■ **TASK OBJECTIVE**: Where a line of the material contains the string "username", copy that line.

▽

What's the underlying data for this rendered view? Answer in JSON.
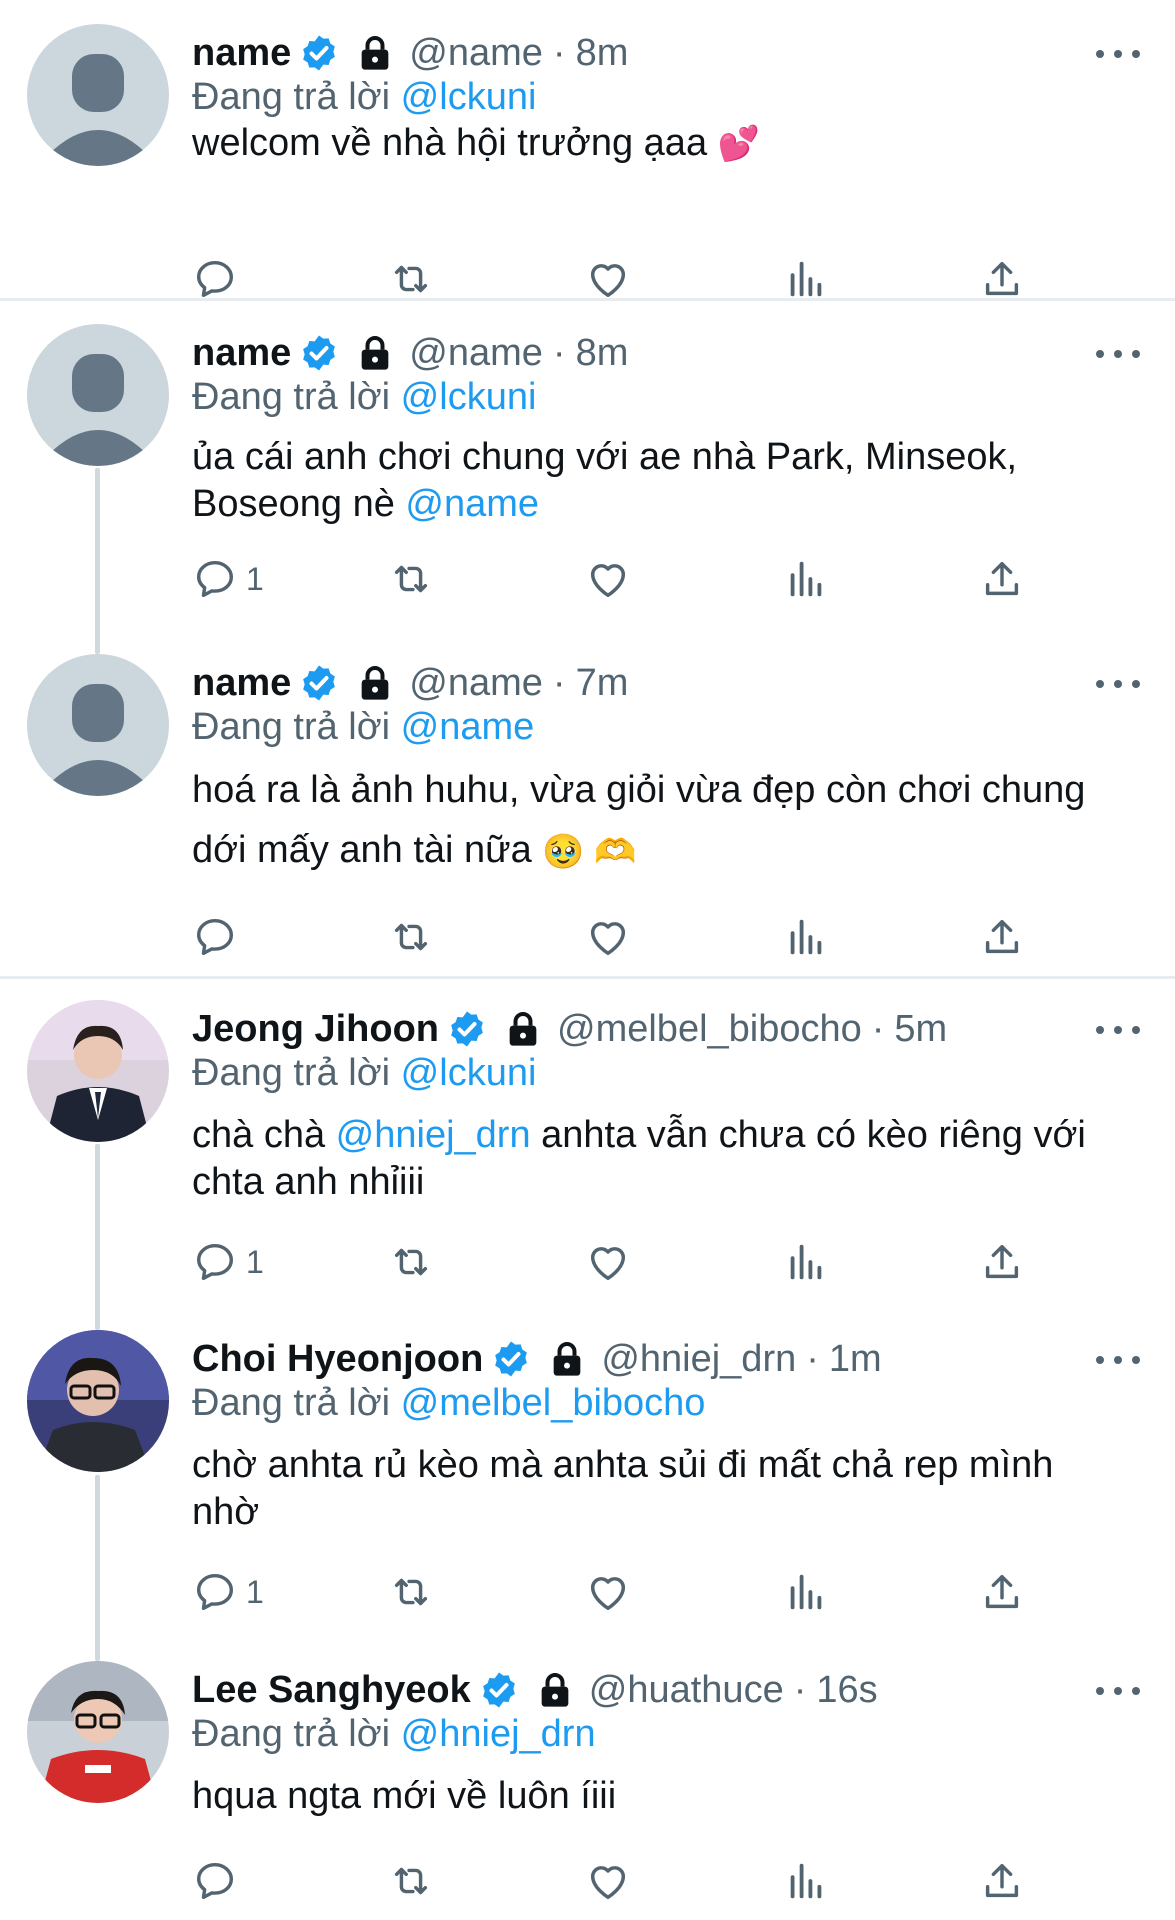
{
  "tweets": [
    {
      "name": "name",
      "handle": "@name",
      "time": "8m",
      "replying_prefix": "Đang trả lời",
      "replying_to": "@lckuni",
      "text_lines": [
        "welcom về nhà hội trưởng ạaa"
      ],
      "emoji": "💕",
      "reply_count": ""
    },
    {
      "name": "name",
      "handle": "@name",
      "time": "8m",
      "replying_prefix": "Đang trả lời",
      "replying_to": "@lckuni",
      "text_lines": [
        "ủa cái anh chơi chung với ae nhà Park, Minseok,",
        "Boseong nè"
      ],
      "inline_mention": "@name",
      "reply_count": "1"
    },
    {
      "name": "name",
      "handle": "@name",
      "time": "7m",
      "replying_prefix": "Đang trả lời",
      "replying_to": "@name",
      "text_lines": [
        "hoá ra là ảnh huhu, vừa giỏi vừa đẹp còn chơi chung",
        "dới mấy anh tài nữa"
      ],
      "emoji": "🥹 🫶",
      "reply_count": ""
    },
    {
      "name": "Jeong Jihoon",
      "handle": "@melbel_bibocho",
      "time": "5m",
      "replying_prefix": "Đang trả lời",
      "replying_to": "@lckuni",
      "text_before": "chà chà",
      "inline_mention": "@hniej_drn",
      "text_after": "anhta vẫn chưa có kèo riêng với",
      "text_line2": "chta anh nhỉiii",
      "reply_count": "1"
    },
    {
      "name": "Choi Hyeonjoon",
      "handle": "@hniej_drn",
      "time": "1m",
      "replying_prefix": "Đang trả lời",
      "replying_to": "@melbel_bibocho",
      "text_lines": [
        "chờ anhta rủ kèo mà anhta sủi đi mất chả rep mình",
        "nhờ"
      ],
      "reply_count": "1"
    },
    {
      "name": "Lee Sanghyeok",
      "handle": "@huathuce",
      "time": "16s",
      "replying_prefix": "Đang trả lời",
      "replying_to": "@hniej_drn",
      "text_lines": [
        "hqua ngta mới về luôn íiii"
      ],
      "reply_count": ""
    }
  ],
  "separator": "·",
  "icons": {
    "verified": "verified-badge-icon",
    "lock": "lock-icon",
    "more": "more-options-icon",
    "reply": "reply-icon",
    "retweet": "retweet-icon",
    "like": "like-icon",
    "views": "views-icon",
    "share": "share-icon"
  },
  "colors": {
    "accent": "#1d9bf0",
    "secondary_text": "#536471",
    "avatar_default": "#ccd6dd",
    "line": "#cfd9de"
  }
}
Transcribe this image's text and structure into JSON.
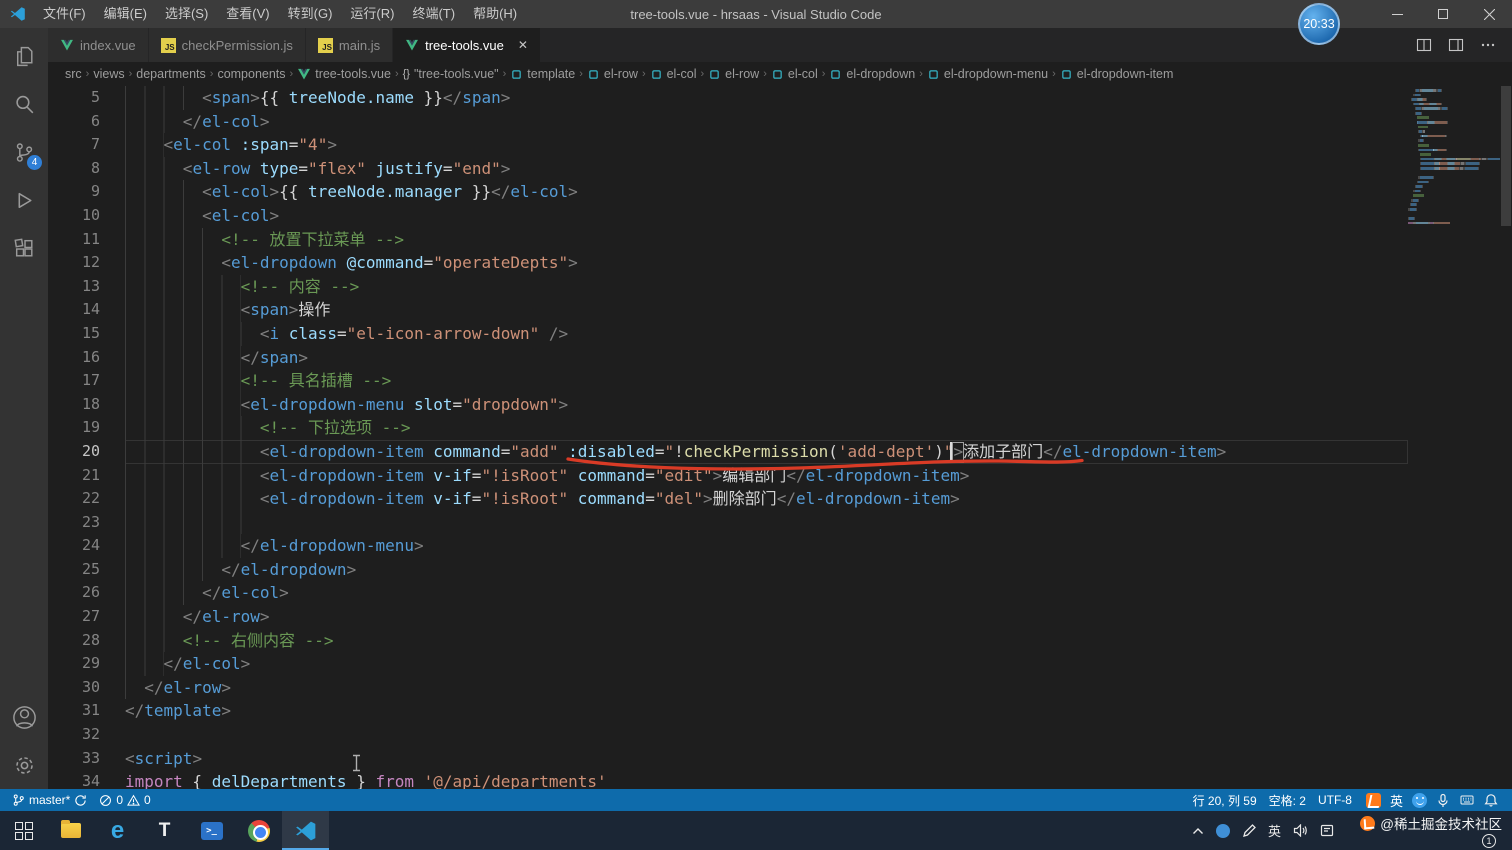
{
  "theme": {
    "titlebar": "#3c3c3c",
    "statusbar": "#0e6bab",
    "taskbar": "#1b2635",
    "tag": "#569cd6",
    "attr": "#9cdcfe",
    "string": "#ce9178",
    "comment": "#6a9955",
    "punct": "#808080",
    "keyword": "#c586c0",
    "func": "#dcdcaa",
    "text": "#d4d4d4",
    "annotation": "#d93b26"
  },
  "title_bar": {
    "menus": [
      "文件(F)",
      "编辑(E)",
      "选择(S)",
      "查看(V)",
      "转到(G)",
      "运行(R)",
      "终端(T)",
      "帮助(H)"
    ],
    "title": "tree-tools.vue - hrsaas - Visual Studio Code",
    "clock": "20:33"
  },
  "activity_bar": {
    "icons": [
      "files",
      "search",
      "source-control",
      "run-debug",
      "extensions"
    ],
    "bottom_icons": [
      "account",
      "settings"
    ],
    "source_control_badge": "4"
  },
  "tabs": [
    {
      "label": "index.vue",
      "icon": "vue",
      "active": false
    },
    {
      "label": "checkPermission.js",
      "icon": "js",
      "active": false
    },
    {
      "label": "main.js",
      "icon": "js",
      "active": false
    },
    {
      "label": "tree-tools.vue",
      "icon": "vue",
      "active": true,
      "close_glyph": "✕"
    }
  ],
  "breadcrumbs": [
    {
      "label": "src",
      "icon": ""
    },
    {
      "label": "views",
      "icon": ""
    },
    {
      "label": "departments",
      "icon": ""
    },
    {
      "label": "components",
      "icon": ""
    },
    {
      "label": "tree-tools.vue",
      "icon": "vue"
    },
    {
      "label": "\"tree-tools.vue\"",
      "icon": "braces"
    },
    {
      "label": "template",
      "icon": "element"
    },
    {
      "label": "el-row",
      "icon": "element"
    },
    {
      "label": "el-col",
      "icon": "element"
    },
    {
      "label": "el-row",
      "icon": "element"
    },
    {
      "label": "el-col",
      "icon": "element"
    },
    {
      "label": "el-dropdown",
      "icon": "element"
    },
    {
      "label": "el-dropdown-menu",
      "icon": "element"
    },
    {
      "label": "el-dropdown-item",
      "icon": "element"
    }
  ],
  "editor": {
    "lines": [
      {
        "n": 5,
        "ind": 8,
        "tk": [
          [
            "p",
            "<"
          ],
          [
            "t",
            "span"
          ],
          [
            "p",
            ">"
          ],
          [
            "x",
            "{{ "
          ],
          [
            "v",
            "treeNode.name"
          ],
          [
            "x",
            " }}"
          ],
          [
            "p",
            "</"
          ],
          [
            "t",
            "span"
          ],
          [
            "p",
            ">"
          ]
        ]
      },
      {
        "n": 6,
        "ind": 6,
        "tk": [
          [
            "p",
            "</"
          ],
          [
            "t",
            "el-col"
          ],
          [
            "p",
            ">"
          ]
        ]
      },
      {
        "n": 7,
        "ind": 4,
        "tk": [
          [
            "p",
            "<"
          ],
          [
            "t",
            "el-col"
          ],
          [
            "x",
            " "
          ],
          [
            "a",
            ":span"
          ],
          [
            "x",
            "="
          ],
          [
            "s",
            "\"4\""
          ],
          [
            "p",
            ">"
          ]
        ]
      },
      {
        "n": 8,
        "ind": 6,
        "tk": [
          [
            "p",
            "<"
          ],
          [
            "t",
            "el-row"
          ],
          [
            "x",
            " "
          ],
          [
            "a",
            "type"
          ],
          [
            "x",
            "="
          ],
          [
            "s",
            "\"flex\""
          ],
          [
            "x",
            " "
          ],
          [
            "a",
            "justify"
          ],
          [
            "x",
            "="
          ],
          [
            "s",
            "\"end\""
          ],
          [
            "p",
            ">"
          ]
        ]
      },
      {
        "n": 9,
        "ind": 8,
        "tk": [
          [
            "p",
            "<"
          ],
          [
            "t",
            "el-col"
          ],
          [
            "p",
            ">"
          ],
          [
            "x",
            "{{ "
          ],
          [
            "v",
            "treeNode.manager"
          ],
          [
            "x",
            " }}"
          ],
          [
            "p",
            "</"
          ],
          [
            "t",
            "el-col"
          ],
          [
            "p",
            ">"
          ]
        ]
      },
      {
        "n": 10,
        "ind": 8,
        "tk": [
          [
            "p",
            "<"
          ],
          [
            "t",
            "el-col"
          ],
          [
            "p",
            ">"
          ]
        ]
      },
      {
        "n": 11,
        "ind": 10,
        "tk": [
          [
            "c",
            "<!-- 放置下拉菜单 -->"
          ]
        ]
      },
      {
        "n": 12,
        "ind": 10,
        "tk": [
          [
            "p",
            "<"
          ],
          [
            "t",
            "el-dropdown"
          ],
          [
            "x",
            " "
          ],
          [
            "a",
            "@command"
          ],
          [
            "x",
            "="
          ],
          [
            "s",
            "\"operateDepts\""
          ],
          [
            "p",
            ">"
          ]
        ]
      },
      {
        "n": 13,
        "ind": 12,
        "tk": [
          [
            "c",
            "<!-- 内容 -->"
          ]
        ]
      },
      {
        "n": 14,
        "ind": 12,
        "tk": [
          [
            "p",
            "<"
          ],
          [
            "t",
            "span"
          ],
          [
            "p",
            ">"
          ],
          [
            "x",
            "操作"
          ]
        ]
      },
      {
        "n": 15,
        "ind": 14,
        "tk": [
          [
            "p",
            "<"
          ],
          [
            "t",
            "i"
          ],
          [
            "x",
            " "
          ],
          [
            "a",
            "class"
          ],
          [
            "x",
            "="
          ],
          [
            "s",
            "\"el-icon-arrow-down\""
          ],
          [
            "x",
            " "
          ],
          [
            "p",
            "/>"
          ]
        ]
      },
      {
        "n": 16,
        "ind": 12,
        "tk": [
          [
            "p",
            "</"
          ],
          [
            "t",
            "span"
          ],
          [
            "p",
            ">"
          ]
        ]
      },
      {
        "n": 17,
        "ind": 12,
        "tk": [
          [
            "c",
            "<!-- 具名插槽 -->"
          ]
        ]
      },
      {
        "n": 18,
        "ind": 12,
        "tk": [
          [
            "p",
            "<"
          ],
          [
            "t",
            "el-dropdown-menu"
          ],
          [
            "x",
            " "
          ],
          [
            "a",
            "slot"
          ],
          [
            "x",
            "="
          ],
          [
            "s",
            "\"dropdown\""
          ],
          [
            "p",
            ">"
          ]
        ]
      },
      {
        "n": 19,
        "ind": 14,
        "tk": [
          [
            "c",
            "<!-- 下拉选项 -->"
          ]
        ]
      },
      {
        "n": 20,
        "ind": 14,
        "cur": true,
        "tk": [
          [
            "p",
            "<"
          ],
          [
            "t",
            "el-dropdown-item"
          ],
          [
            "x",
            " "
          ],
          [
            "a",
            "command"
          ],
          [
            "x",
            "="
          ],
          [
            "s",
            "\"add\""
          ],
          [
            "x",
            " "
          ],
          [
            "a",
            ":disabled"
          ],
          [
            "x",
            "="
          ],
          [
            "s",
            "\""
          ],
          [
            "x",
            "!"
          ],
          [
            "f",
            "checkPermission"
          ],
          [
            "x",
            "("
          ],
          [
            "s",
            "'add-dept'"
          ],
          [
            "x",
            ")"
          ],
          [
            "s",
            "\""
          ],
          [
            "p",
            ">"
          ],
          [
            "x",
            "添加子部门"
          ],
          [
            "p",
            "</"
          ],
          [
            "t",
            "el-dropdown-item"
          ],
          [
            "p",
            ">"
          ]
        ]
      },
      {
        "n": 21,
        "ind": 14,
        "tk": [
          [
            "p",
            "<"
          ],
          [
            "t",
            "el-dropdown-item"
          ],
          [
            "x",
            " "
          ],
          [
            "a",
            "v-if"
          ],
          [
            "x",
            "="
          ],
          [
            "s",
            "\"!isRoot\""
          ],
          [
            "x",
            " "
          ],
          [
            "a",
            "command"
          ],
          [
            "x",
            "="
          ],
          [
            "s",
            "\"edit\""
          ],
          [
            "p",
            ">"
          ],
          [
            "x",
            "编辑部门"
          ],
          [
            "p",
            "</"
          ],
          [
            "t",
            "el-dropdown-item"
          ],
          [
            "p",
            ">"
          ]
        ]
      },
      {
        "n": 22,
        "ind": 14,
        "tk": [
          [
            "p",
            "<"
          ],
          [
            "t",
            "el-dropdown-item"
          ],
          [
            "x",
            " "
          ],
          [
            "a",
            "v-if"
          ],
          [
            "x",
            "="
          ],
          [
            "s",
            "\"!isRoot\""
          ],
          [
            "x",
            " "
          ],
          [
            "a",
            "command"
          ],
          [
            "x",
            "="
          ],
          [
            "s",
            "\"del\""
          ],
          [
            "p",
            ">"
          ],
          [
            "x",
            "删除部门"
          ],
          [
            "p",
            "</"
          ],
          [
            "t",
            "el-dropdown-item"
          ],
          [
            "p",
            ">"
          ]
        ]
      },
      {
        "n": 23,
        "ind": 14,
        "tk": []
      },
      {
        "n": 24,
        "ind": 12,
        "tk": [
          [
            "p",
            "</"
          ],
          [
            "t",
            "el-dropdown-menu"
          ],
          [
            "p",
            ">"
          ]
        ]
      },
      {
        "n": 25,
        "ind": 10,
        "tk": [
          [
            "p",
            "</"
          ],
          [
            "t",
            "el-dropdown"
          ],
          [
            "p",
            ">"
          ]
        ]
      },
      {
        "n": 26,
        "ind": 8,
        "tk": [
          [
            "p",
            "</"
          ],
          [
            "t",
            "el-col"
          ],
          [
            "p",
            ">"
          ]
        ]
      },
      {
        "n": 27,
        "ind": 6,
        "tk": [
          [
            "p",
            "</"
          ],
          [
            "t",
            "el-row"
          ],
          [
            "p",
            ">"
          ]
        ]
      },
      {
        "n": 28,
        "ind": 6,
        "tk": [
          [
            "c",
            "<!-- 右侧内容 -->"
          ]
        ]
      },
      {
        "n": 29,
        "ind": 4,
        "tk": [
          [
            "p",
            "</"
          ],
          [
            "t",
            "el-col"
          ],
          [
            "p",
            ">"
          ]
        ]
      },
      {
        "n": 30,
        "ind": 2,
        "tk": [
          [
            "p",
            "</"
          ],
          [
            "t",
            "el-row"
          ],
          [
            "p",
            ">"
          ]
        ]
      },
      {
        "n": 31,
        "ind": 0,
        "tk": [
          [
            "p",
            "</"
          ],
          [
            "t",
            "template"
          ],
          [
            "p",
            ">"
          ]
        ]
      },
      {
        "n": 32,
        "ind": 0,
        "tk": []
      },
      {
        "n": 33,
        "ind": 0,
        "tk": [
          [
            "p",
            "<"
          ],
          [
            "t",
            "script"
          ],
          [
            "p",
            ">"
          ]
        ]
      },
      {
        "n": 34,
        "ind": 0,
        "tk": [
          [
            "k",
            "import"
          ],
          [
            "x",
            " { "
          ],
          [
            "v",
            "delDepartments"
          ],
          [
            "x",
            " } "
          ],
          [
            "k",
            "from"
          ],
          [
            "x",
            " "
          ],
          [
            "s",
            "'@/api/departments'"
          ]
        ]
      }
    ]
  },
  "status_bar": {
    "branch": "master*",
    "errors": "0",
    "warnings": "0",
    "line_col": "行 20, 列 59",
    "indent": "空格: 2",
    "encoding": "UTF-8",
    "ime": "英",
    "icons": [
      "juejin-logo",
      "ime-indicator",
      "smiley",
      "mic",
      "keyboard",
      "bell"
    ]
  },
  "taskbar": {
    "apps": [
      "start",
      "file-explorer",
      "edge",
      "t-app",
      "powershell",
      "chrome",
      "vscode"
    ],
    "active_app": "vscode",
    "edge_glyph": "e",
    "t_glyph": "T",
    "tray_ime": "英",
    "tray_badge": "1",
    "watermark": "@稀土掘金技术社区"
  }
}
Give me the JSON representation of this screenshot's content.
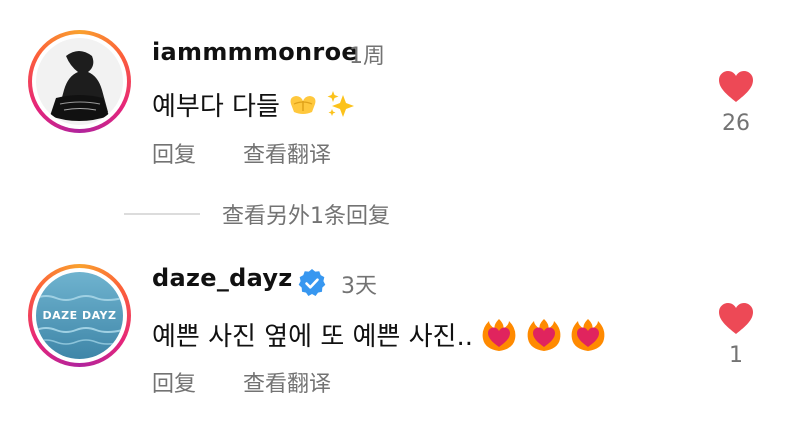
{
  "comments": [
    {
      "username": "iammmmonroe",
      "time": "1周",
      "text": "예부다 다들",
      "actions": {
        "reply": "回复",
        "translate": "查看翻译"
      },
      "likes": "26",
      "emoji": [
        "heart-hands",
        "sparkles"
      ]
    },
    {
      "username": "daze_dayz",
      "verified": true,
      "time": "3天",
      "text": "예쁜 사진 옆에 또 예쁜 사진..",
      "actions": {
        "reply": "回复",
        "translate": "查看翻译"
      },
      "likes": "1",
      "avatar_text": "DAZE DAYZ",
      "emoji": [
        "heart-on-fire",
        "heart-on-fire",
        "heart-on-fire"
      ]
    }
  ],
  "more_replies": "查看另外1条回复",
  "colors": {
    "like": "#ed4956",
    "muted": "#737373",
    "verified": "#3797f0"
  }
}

△

■ **COMPLETED TASK**:
      "username": "iammmmonroe",
      "username": "daze_dayz",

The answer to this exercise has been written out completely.